:: STORED DATA

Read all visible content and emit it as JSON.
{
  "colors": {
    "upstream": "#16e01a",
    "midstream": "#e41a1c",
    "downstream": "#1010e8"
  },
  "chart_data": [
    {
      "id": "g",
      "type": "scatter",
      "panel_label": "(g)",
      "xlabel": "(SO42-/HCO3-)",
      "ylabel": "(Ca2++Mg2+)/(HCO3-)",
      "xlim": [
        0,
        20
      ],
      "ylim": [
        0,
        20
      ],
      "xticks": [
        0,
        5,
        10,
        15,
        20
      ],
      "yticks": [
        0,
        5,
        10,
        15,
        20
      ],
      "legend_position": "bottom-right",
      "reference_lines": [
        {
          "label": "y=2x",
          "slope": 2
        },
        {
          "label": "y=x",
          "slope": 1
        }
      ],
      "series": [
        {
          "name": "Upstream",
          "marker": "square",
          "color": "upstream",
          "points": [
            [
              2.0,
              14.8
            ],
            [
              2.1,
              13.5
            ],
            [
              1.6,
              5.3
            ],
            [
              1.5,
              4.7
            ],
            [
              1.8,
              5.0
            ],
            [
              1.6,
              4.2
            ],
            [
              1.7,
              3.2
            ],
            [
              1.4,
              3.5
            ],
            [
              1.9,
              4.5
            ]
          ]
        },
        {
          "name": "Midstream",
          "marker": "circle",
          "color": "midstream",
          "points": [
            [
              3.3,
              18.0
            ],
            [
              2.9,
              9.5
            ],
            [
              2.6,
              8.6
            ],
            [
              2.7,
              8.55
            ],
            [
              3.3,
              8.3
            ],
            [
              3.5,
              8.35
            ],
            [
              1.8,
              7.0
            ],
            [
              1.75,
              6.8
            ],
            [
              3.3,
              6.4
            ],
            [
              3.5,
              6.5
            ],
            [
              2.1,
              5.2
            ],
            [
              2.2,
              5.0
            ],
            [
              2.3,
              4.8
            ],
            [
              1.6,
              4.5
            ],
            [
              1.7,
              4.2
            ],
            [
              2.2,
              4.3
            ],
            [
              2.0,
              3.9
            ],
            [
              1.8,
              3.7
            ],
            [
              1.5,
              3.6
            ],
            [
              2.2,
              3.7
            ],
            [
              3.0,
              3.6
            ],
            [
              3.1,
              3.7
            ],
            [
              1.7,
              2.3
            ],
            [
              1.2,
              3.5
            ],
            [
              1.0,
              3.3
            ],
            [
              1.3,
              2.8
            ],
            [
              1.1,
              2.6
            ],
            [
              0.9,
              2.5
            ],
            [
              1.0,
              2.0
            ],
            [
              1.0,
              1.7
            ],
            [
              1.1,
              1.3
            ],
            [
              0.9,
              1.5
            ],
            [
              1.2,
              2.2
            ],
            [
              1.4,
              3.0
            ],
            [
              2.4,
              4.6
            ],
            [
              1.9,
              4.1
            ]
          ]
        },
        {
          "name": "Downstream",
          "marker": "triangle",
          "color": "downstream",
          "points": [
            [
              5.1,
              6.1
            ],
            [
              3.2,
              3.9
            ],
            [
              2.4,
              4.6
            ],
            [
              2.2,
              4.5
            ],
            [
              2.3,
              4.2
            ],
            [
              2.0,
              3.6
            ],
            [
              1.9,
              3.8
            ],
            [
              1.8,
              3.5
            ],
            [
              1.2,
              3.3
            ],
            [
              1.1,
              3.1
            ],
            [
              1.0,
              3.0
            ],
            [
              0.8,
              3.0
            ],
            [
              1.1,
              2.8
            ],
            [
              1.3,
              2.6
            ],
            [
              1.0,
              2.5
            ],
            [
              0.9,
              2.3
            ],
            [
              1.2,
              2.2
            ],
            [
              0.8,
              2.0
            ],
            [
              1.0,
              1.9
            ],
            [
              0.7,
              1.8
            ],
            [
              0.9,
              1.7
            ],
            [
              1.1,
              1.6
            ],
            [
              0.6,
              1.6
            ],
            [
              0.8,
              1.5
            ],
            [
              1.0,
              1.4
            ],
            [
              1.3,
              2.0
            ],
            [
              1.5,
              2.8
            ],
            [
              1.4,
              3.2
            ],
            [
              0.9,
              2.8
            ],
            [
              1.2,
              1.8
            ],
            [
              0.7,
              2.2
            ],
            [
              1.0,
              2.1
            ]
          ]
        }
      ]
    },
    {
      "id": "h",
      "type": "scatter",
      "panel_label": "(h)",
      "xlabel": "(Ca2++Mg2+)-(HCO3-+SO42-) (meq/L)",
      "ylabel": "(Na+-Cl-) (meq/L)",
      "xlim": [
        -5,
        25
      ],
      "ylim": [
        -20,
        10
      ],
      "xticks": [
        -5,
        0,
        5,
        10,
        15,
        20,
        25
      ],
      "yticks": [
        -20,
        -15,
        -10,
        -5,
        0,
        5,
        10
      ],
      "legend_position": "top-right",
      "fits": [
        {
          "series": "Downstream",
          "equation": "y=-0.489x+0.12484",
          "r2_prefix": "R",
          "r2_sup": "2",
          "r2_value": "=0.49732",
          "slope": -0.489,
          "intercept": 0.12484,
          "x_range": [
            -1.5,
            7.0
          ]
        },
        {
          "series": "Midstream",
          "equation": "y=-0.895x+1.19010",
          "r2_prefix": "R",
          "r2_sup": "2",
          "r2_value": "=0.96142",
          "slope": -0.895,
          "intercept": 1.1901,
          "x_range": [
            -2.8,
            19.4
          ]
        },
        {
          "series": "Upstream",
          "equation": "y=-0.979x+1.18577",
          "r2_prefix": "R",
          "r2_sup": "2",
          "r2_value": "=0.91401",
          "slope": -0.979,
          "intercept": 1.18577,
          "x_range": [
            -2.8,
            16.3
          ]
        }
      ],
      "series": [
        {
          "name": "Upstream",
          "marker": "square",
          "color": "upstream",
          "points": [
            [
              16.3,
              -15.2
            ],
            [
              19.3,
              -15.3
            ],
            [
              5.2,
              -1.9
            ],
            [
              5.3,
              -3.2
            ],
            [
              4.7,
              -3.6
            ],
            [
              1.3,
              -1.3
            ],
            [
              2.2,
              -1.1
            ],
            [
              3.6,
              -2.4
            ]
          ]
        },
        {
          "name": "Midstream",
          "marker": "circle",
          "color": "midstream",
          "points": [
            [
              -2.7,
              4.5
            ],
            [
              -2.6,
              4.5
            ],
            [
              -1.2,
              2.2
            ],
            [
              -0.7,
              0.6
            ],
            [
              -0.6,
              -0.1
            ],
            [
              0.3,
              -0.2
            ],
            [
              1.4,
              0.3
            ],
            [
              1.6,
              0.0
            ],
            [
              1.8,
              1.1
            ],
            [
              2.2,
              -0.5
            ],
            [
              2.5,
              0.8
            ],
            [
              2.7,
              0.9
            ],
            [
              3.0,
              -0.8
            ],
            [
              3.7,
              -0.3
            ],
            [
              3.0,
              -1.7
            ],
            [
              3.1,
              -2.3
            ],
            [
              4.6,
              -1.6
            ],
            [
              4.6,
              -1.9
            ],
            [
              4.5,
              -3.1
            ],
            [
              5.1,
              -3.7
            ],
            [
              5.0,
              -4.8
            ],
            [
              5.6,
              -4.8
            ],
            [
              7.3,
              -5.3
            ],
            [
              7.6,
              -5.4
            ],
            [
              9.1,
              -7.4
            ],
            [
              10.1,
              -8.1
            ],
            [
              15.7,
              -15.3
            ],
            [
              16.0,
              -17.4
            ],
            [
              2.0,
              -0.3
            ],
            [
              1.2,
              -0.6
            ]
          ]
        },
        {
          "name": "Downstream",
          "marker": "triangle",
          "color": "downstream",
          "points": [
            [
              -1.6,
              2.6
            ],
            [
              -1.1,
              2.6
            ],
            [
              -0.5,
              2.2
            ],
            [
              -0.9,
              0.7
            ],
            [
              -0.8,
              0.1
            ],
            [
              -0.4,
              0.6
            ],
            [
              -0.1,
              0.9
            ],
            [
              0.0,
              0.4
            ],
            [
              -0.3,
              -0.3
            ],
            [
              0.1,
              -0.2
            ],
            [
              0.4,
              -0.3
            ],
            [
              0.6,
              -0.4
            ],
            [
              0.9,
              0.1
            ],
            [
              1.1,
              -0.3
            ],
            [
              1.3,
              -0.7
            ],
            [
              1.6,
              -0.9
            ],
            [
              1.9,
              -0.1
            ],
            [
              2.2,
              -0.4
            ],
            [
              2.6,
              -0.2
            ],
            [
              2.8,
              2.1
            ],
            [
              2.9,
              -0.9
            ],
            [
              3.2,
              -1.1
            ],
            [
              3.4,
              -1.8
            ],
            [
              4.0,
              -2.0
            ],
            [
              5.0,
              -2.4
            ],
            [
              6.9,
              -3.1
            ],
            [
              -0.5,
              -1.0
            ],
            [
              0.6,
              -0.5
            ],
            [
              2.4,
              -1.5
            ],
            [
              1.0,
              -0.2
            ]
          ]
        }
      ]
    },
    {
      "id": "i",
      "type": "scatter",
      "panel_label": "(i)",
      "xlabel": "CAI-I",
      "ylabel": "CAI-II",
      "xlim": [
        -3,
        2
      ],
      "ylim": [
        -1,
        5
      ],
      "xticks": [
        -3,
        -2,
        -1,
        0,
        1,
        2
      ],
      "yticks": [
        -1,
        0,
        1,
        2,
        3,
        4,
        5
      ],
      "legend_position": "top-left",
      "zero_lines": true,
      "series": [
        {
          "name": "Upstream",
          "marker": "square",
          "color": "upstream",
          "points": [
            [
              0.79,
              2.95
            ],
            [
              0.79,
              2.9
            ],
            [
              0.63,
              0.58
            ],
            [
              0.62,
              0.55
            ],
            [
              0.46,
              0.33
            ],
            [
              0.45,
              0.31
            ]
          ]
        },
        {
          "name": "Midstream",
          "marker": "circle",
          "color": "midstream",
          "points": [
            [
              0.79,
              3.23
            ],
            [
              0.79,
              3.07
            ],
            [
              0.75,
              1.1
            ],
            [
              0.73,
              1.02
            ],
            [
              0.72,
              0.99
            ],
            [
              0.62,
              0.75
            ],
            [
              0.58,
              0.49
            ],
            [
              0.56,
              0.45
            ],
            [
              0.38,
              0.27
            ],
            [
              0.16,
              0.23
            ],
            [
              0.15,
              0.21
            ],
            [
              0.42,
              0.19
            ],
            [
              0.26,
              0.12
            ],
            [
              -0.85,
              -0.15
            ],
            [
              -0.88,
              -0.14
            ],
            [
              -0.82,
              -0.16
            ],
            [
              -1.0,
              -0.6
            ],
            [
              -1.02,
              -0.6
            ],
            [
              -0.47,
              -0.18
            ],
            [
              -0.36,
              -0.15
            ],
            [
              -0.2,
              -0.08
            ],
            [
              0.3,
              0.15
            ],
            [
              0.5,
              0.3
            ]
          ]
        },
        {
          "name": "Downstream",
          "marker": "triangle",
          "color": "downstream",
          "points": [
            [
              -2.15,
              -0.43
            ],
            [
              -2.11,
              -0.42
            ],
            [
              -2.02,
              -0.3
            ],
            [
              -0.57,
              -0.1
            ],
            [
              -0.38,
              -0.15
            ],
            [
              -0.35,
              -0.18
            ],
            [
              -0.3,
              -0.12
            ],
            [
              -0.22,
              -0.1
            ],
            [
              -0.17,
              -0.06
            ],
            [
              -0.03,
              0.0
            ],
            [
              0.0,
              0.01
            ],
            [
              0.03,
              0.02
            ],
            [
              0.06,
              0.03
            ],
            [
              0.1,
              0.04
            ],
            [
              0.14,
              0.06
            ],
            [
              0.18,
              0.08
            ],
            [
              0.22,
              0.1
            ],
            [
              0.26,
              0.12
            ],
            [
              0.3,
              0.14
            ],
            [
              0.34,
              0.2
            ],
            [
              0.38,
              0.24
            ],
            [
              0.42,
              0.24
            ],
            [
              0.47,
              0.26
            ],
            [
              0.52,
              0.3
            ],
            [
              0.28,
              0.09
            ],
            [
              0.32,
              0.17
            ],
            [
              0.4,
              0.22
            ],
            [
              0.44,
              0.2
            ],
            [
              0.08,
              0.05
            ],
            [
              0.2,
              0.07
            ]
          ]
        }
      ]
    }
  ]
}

::::

[AIM OF THE EXERCISE] Among the lines of the material, find those that hold the word "slope" and copy them.

[RIGHT ANSWER]
          "slope": 2
          "slope": 1
          "slope": -0.489,
          "slope": -0.895,
          "slope": -0.979,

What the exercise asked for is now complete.